> _EXERCISE DIRECTIONS_
Work out how many lines of the records hold the string "updated", and reply with that number alone.

Stored data
———
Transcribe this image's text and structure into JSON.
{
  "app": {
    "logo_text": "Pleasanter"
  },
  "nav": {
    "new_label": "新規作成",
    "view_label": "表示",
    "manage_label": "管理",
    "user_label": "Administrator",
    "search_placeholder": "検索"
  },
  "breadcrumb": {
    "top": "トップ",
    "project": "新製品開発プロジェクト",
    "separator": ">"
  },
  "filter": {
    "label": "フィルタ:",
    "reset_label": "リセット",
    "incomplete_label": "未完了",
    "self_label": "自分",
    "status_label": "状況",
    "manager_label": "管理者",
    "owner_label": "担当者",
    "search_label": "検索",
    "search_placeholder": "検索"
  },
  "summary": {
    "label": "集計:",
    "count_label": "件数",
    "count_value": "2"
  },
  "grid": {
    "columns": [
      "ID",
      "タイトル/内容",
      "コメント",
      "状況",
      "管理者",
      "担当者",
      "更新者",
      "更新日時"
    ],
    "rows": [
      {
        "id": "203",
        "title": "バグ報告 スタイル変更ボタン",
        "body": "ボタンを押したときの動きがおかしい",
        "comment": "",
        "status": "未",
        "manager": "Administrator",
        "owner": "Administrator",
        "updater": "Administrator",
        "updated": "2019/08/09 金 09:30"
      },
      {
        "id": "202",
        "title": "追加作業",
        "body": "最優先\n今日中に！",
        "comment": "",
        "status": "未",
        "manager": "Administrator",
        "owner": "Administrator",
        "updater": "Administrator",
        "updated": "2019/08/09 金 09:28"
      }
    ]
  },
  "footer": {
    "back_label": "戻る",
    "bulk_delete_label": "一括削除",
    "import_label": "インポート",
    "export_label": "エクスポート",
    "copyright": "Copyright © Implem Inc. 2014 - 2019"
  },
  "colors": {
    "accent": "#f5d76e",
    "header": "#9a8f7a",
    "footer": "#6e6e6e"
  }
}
———
> _OUTPUT OF THE TASK_
2